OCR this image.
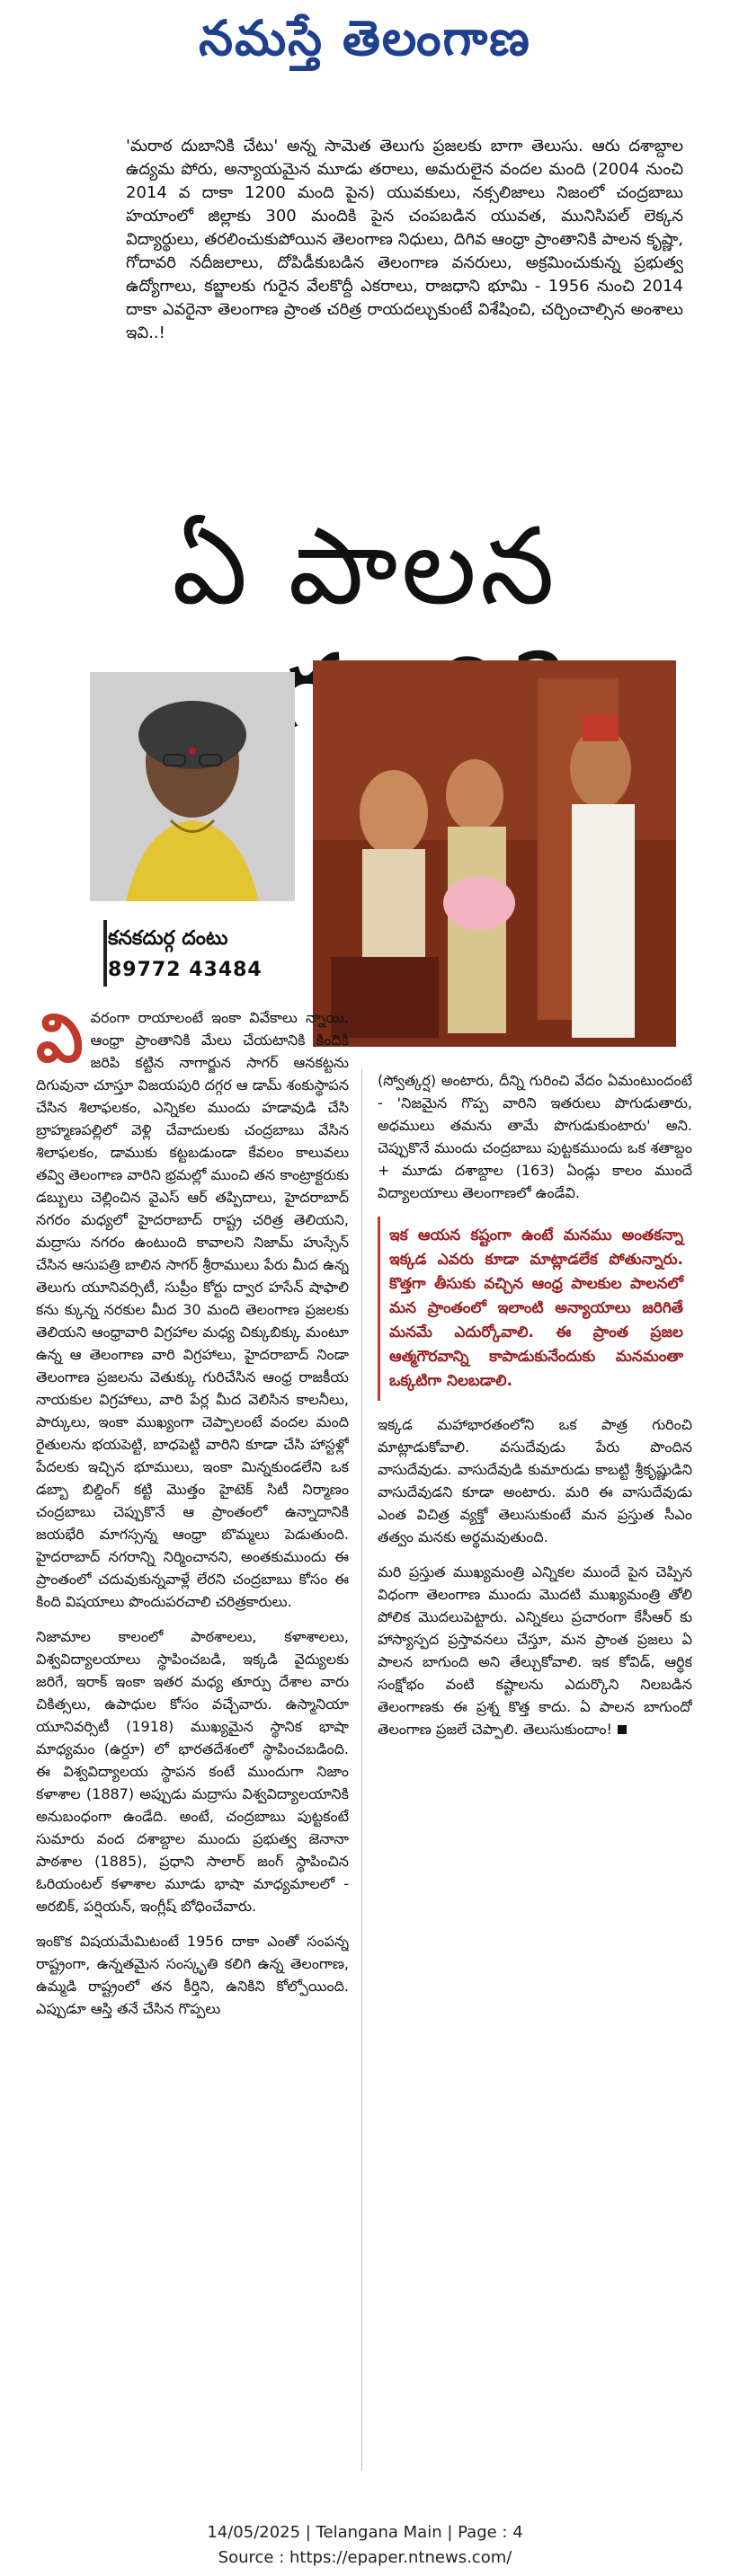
నమస్తే తెలంగాణ
'మరాఠ దుబానికి చేటు' అన్న సామెత తెలుగు ప్రజలకు బాగా తెలుసు. ఆరు దశాబ్దాల ఉద్యమ పోరు, అన్యాయమైన మూడు తరాలు, అమరులైన వందల మంది (2004 నుంచి 2014 వ దాకా 1200 మంది పైన) యువకులు, నక్సలిజాలు నిజంలో చంద్రబాబు హయాంలో జిల్లాకు 300 మందికి పైన చంపబడిన యువత, మునిసిపల్ లెక్కన విద్యార్థులు, తరలించుకుపోయిన తెలంగాణ నిధులు, దిగివ ఆంధ్రా ప్రాంతానికి పాలన కృష్ణా, గోదావరి నదీజలాలు, దోపిడీకుబడిన తెలంగాణ వనరులు, అక్రమించుకున్న ప్రభుత్వ ఉద్యోగాలు, కబ్జాలకు గురైన వేలకొద్దీ ఎకరాలు, రాజధాని భూమి - 1956 నుంచి 2014 దాకా ఎవరైనా తెలంగాణ ప్రాంత చరిత్ర రాయదల్చుకుంటే విశేషించి, చర్చించాల్సిన అంశాలు ఇవి..!
ఏ పాలన
కనకదుర్గ దంటు
89772 43484

వివరంగా రాయాలంటే ఇంకా వివేకాలు న్నాయి. ఆంధ్రా ప్రాంతానికి మేలు చేయటానికి కిందికి జరిపి కట్టిన నాగార్జున సాగర్ ఆనకట్టను దిగువునా చూస్తూ విజయపురి దగ్గర ఆ డామ్ శంకుస్థాపన చేసిన శిలాఫలకం, ఎన్నికల ముందు హడావుడి చేసి బ్రాహ్మణపల్లిలో వెళ్లి చేవాదులకు చంద్రబాబు వేసిన శిలాఫలకం, డాముకు కట్టబడుండా కేవలం కాలువలు తవ్వి తెలంగాణ వారిని భ్రమల్లో ముంచి తన కాంట్రాక్టరుకు డబ్బులు చెల్లించిన వైఎస్ ఆర్ తప్పిదాలు, హైదరాబాద్ నగరం మధ్యలో హైదరాబాద్ రాష్ట్ర చరిత్ర తెలియని, మద్రాసు నగరం ఉంటుంది కావాలని నిజామ్ హుస్సేన్ చేసిన ఆసుపత్రి బాలిన సాగర్ శ్రీరాములు పేరు మీద ఉన్న తెలుగు యూనివర్సిటీ, సుప్రీం కోర్టు ద్వార హసేన్ షాఫాలి కను క్కున్న నరకుల మీద 30 మంది తెలంగాణ ప్రజలకు తెలియని ఆంధ్రావారి విగ్రహాల మధ్య చిక్కుబిక్కు మంటూ ఉన్న ఆ తెలంగాణ వారి విగ్రహాలు, హైదరాబాద్ నిండా తెలంగాణ ప్రజలను వెతుక్కు గురిచేసిన ఆంధ్ర రాజకీయ నాయకుల విగ్రహాలు, వారి పేర్ల మీద వెలిసిన కాలనీలు, పార్కులు, ఇంకా ముఖ్యంగా చెప్పాలంటే వందల మంది రైతులను భయపెట్టి, బాధపెట్టి వారిని కూడా చేసి హాస్టళ్లో పేదలకు ఇచ్చిన భూములు, ఇంకా మిన్నకుండలేని ఒక డబ్బా బిల్డింగ్ కట్టి మొత్తం హైటెక్ సిటీ నిర్మాణం చంద్రబాబు చెప్పుకొనే ఆ ప్రాంతంలో ఉన్నాదానికి జయభేరి మాగస్సన్న ఆంధ్రా బొమ్మలు పెడుతుంది. హైదరాబాద్ నగరాన్ని నిర్మించానని, అంతకుముందు ఈ ప్రాంతంలో చదువుకున్నవాళ్లే లేరని చంద్రబాబు కోసం ఈ కింది విషయాలు పొందుపరచాలి చరిత్రకారులు.

నిజామాల కాలంలో పాఠశాలలు, కళాశాలలు, విశ్వవిద్యాలయాలు స్థాపించబడి, ఇక్కడి వైద్యులకు జరిగే, ఇరాక్ ఇంకా ఇతర మధ్య తూర్పు దేశాల వారు చికిత్సలు, ఉపాధుల కోసం వచ్చేవారు. ఉస్మానియా యూనివర్సిటీ (1918) ముఖ్యమైన స్థానిక భాషా మాధ్యమం (ఉర్దూ) లో భారతదేశంలో స్థాపించబడింది. ఈ విశ్వవిద్యాలయ స్థాపన కంటే ముందుగా నిజాం కళాశాల (1887) అప్పుడు మద్రాసు విశ్వవిద్యాలయానికి అనుబంధంగా ఉండేది. అంటే, చంద్రబాబు పుట్టకంటే సుమారు వంద దశాబ్దాల ముందు ప్రభుత్వ జెనానా పాఠశాల (1885), ప్రధాని సాలార్ జంగ్ స్థాపించిన ఓరియంటల్ కళాశాల మూడు భాషా మాధ్యమాలలో - అరబిక్, పర్షియన్, ఇంగ్లీష్ బోధించేవారు.

ఇంకొక విషయమేమిటంటే 1956 దాకా ఎంతో సంపన్న రాష్ట్రంగా, ఉన్నతమైన సంస్కృతి కలిగి ఉన్న తెలంగాణ, ఉమ్మడి రాష్ట్రంలో తన కీర్తిని, ఉనికిని కోల్పోయింది. ఎప్పుడూ ఆస్తి తనే చేసిన గొప్పలు

(స్వోత్కర్ష) అంటారు, దీన్ని గురించి వేదం ఏమంటుందంటే - 'నిజమైన గొప్ప వారిని ఇతరులు పొగుడుతారు, అధములు తమను తామే పొగుడుకుంటారు' అని. చెప్పుకొనే ముందు చంద్రబాబు పుట్టకముందు ఒక శతాబ్దం + మూడు దశాబ్దాల (163) ఏండ్లు కాలం ముందే విద్యాలయాలు తెలంగాణలో ఉండేవి.

ఇక ఆయన కష్టంగా ఉంటే మనము అంతకన్నా ఇక్కడ ఎవరు కూడా మాట్లాడలేక పోతున్నారు. కొత్తగా తీసుకు వచ్చిన ఆంధ్ర పాలకుల పాలనలో మన ప్రాంతంలో ఇలాంటి అన్యాయాలు జరిగితే మనమే ఎదుర్కోవాలి. ఈ ప్రాంత ప్రజల ఆత్మగౌరవాన్ని కాపాడుకునేందుకు మనమంతా ఒక్కటిగా నిలబడాలి.

ఇక్కడ మహాభారతంలోని ఒక పాత్ర గురించి మాట్లాడుకోవాలి. వసుదేవుడు పేరు పొందిన వాసుదేవుడు. వాసుదేవుడి కుమారుడు కాబట్టి శ్రీకృష్ణుడిని వాసుదేవుడని కూడా అంటారు. మరి ఈ వాసుదేవుడు ఎంత విచిత్ర వ్యక్తో తెలుసుకుంటే మన ప్రస్తుత సీఎం తత్వం మనకు అర్థమవుతుంది.

మరి ప్రస్తుత ముఖ్యమంత్రి ఎన్నికల ముందే పైన చెప్పిన విధంగా తెలంగాణ ముందు మొదటి ముఖ్యమంత్రి తోలి పోలిక మొదలుపెట్టారు. ఎన్నికలు ప్రచారంగా కేసీఆర్ కు హాస్యాస్పద ప్రస్తావనలు చేస్తూ, మన ప్రాంత ప్రజలు ఏ పాలన బాగుంది అని తేల్చుకోవాలి. ఇక కోవిడ్, ఆర్థిక సంక్షోభం వంటి కష్టాలను ఎదుర్కొని నిలబడిన తెలంగాణకు ఈ ప్రశ్న కొత్త కాదు. ఏ పాలన బాగుందో తెలంగాణ ప్రజలే చెప్పాలి. తెలుసుకుందాం!

14/05/2025 | Telangana Main | Page : 4
Source : https://epaper.ntnews.com/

WHAT IS BEING ASKED: Looking at the records above, tally the lines holding "రజలక" and reply with that number only.

EXERCISE SOLUTION: 2